§ **WHAT THE EXERCISE ASKS**:
Extract every line where the string "Hospital" appears.
···
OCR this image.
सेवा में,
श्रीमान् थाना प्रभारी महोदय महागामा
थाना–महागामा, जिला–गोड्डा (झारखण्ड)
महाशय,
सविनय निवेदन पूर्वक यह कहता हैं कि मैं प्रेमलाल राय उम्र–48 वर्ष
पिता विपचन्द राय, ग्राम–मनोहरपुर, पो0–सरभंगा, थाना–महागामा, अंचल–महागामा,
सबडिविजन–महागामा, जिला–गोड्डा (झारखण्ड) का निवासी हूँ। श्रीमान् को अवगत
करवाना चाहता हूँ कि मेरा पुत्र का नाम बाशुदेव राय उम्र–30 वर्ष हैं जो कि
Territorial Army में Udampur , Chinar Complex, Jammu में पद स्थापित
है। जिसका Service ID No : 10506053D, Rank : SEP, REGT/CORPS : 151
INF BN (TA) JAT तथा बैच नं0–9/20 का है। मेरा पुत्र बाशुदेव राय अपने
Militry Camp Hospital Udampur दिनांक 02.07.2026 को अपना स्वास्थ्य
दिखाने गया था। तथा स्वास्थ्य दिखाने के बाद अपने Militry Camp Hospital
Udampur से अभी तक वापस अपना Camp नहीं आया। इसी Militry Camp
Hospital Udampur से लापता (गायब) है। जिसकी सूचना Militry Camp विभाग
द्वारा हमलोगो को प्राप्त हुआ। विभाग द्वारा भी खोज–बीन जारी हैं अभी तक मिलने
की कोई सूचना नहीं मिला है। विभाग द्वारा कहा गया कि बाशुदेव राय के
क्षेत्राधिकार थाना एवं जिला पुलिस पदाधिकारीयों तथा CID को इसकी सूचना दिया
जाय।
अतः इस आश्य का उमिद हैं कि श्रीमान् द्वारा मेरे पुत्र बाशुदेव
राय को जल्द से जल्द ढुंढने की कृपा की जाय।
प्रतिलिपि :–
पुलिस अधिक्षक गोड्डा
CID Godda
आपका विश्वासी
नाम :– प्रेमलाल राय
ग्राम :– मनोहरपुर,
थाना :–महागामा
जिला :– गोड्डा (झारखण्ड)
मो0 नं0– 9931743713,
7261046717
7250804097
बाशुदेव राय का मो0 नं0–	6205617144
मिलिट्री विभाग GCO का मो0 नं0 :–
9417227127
···
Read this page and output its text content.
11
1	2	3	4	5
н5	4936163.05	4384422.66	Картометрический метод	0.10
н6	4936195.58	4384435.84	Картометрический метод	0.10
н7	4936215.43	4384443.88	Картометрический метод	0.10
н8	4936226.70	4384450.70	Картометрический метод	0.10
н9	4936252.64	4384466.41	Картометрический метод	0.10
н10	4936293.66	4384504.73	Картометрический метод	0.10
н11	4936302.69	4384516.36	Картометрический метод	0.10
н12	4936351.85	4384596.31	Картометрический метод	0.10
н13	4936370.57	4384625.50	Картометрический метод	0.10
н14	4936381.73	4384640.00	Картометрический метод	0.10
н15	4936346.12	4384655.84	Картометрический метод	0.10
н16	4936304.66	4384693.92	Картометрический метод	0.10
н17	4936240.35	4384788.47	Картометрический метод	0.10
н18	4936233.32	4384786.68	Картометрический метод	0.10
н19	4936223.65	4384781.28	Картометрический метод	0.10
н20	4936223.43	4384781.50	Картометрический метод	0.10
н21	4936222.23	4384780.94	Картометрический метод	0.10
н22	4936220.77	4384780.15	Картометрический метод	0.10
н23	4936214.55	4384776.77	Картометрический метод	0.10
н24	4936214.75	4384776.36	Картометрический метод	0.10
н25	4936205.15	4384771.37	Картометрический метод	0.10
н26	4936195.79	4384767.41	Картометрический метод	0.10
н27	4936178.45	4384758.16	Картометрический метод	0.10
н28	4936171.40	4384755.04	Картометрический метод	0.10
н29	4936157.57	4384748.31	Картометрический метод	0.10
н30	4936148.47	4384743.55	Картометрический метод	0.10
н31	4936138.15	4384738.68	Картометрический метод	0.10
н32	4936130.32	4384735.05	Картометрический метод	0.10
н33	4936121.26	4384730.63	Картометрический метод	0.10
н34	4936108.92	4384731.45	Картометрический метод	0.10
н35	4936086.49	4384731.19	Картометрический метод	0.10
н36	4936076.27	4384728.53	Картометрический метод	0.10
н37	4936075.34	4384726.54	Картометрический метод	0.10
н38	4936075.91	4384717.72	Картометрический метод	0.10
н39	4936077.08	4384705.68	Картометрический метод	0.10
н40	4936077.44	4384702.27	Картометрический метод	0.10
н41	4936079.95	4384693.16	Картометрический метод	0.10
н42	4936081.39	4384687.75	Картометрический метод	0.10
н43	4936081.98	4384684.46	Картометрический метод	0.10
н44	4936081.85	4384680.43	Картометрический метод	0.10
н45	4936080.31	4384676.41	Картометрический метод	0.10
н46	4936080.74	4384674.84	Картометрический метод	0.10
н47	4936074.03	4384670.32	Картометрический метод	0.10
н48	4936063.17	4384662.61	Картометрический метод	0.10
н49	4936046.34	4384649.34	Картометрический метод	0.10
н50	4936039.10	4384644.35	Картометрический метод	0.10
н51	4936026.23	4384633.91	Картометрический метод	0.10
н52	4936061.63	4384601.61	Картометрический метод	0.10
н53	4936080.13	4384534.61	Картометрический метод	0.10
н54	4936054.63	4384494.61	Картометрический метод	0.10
···
§ **TASK OUTPUT**:
Militry Camp Hospital Udampur दिनांक 02.07.2026 को अपना स्वास्थ्य
दिखाने गया था। तथा स्वास्थ्य दिखाने के बाद अपने Militry Camp Hospital
Hospital Udampur से लापता (गायब) है। जिसकी सूचना Militry Camp विभाग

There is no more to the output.